>> START Provided entries

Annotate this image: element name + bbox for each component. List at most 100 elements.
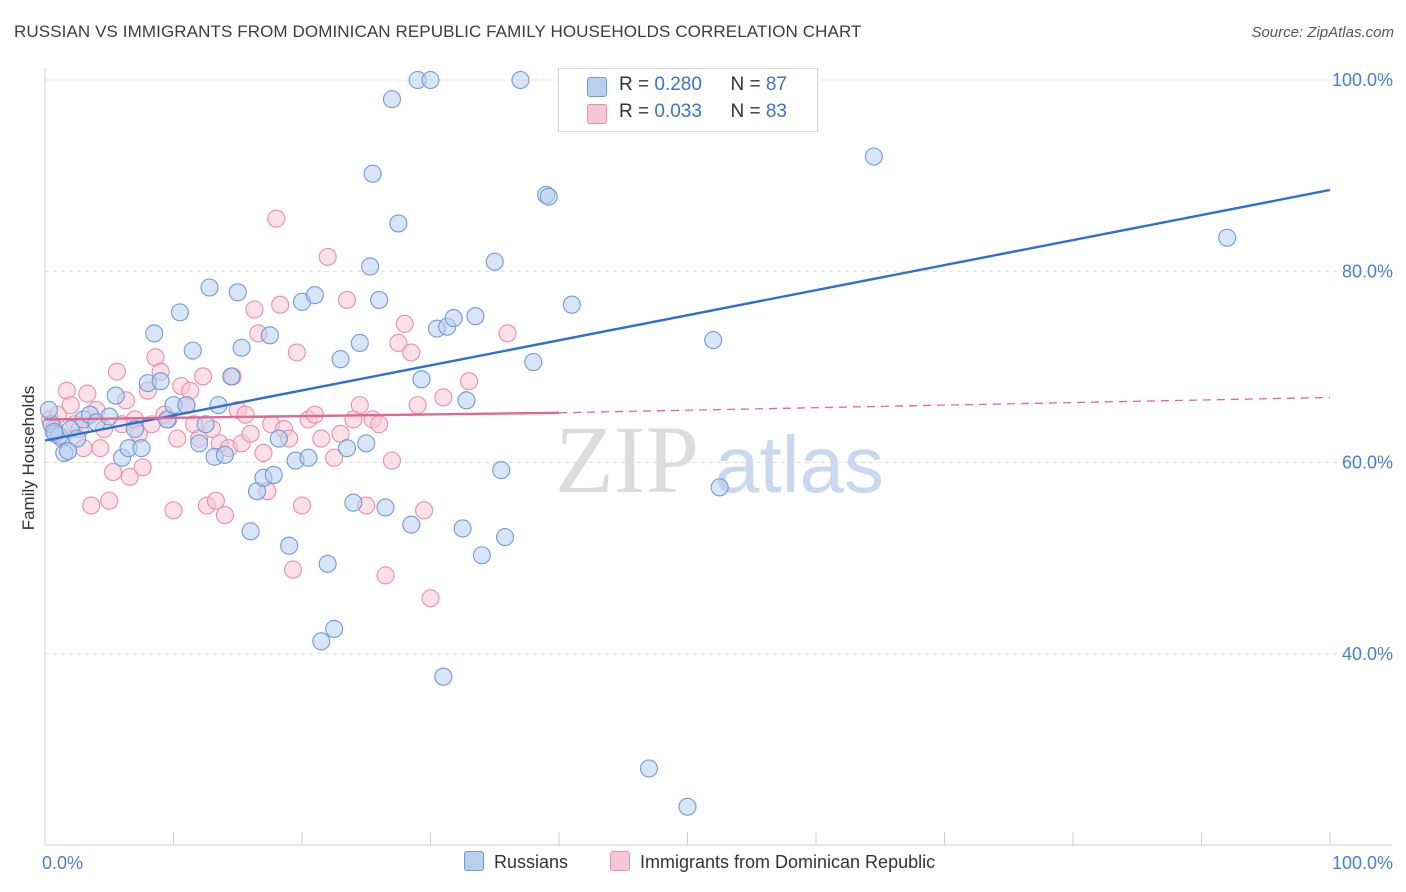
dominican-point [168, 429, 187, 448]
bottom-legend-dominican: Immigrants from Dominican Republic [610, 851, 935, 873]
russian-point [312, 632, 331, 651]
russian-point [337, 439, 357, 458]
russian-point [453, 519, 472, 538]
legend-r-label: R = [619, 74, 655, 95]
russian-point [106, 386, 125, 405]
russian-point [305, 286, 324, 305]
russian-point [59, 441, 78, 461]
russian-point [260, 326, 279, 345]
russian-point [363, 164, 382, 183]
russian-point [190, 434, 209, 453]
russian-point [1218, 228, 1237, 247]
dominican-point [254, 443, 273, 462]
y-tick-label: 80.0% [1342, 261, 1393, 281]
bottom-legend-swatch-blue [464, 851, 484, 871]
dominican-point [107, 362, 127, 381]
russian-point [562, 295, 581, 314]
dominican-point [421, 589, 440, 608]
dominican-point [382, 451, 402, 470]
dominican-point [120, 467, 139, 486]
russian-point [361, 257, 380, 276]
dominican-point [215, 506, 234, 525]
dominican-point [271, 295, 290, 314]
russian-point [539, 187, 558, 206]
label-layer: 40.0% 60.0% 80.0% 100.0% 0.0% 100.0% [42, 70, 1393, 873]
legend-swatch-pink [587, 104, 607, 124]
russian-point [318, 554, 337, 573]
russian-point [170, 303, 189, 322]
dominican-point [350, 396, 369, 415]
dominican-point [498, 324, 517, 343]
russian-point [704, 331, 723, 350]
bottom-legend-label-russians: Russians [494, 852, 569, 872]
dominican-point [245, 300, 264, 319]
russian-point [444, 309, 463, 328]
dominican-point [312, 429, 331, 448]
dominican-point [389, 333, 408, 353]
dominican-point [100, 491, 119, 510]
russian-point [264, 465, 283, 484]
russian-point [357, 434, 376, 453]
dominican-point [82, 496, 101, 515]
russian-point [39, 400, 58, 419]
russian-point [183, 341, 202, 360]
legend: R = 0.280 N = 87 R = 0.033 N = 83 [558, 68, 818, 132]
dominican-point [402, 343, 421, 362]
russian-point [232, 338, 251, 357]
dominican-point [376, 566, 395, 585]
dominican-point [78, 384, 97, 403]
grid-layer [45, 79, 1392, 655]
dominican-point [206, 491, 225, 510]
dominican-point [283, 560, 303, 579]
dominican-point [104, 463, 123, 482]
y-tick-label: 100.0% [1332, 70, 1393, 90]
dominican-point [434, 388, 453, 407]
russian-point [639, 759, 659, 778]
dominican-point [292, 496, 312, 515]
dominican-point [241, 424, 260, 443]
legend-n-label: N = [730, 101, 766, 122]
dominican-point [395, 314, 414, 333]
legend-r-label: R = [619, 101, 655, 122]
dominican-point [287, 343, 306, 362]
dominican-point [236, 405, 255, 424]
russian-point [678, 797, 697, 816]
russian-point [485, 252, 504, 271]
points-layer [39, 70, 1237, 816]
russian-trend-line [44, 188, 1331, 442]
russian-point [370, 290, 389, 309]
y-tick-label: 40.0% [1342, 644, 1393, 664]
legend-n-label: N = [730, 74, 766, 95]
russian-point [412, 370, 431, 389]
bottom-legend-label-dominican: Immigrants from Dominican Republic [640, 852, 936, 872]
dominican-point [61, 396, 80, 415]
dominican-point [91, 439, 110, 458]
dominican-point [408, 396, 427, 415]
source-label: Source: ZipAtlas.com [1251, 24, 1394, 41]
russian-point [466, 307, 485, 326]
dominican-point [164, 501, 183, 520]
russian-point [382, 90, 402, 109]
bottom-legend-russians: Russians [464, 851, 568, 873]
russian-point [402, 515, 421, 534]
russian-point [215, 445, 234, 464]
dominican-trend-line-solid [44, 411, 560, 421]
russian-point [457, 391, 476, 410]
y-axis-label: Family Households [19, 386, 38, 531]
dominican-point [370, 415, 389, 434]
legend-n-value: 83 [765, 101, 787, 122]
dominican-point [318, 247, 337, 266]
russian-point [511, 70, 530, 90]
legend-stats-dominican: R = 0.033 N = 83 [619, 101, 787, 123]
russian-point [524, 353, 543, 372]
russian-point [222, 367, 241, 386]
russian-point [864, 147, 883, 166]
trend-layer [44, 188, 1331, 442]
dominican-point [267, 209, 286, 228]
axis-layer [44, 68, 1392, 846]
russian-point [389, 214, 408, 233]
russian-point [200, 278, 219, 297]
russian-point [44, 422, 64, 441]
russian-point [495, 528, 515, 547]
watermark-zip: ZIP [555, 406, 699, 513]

>> END Provided entries
>> START Provided entries

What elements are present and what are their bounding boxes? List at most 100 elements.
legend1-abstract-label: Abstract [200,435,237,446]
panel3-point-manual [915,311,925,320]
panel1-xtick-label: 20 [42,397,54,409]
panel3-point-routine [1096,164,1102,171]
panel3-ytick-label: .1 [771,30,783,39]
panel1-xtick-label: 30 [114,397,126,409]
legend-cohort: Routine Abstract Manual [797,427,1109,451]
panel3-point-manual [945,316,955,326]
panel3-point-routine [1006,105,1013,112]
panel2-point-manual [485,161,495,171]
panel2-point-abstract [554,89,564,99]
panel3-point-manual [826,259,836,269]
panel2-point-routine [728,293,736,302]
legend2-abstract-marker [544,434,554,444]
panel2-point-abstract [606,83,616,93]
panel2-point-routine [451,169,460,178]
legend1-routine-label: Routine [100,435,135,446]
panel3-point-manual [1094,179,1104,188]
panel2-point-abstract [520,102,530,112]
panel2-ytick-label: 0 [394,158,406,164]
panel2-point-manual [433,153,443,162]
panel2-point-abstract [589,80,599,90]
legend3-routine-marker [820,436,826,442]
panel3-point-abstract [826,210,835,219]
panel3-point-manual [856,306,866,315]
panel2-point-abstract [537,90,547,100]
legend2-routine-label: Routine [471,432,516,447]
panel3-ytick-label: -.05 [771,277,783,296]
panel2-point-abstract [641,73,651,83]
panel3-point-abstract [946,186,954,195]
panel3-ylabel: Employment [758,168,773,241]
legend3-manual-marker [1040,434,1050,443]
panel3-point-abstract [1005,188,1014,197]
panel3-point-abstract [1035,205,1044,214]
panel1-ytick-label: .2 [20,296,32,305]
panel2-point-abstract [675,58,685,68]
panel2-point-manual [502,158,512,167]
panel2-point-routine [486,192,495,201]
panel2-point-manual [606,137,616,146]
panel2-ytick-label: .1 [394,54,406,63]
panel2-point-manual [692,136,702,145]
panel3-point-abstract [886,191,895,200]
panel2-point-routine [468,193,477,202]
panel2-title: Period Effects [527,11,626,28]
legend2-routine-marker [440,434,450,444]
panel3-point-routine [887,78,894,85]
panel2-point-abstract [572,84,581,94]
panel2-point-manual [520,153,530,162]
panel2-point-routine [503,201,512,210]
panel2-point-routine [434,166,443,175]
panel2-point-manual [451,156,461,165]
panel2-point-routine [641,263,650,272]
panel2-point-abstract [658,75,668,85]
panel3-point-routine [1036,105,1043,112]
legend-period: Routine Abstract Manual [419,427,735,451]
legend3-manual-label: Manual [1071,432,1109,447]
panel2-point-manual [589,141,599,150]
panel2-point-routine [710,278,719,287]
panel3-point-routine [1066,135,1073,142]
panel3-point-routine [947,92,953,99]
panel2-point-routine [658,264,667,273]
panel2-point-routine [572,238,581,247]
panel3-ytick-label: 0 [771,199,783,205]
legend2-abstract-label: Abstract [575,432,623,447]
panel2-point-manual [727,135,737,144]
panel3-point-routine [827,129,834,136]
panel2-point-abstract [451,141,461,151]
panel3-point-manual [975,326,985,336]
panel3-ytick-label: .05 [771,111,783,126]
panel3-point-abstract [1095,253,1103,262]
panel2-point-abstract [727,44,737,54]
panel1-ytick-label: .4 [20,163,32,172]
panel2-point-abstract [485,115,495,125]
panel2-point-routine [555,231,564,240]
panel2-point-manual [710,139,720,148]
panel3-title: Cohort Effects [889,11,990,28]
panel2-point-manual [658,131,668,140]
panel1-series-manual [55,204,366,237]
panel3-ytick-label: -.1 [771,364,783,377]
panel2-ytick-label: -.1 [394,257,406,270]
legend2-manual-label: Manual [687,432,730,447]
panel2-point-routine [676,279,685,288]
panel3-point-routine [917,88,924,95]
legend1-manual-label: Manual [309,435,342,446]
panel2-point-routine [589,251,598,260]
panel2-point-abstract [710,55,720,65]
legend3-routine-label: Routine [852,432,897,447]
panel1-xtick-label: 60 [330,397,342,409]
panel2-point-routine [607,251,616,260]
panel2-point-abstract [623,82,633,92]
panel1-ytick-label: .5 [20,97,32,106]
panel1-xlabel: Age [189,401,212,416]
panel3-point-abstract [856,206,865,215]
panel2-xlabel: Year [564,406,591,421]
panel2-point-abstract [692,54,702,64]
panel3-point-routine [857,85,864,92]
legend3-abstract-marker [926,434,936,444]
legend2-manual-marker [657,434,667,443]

>> END Provided entries
>> START Provided entries

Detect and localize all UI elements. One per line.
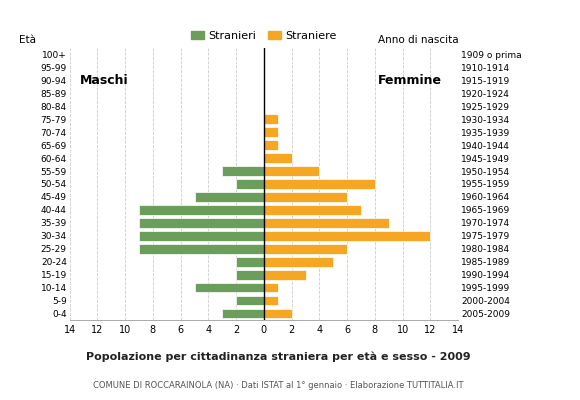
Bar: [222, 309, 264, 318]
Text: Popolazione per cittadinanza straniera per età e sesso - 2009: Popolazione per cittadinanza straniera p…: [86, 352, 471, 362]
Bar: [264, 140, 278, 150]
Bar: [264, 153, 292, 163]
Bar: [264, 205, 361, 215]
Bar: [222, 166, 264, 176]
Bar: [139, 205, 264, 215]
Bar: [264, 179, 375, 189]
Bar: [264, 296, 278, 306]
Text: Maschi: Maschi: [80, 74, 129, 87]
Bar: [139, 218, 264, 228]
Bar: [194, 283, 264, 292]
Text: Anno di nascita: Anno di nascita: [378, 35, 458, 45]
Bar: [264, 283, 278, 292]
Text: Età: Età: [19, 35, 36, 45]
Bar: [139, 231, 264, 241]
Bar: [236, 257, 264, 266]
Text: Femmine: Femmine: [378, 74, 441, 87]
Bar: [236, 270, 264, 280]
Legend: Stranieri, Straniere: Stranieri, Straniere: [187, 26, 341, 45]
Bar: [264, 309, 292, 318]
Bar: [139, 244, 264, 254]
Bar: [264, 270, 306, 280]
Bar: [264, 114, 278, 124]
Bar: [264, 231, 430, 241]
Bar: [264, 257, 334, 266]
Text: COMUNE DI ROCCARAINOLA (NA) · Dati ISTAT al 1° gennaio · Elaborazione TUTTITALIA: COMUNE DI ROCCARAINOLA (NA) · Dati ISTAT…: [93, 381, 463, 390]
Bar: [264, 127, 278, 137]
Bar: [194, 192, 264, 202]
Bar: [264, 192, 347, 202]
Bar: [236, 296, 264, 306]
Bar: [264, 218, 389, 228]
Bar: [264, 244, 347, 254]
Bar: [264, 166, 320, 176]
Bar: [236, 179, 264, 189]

>> END Provided entries

Update the items from the line containing "Bar: [222, 309, 264, 318]" through the line containing "Bar: [236, 179, 264, 189]" by replacing "Anno di nascita" with "Birth year", and give those lines back with everything else unchanged.

**Result of the exercise**
Bar: [222, 309, 264, 318]
Text: Popolazione per cittadinanza straniera per età e sesso - 2009: Popolazione per cittadinanza straniera p…: [86, 352, 471, 362]
Bar: [264, 140, 278, 150]
Bar: [264, 153, 292, 163]
Bar: [264, 205, 361, 215]
Bar: [222, 166, 264, 176]
Bar: [139, 205, 264, 215]
Bar: [264, 179, 375, 189]
Bar: [264, 296, 278, 306]
Text: Maschi: Maschi: [80, 74, 129, 87]
Bar: [139, 218, 264, 228]
Bar: [194, 283, 264, 292]
Text: Birth year: Birth year: [378, 35, 458, 45]
Bar: [264, 283, 278, 292]
Text: Età: Età: [19, 35, 36, 45]
Bar: [139, 231, 264, 241]
Bar: [236, 257, 264, 266]
Text: Femmine: Femmine: [378, 74, 441, 87]
Bar: [236, 270, 264, 280]
Legend: Stranieri, Straniere: Stranieri, Straniere: [187, 26, 341, 45]
Bar: [264, 309, 292, 318]
Bar: [139, 244, 264, 254]
Bar: [264, 270, 306, 280]
Bar: [264, 114, 278, 124]
Bar: [264, 231, 430, 241]
Bar: [264, 257, 334, 266]
Text: COMUNE DI ROCCARAINOLA (NA) · Dati ISTAT al 1° gennaio · Elaborazione TUTTITALIA: COMUNE DI ROCCARAINOLA (NA) · Dati ISTAT…: [93, 381, 463, 390]
Bar: [264, 127, 278, 137]
Bar: [194, 192, 264, 202]
Bar: [264, 192, 347, 202]
Bar: [236, 296, 264, 306]
Bar: [264, 218, 389, 228]
Bar: [264, 244, 347, 254]
Bar: [264, 166, 320, 176]
Bar: [236, 179, 264, 189]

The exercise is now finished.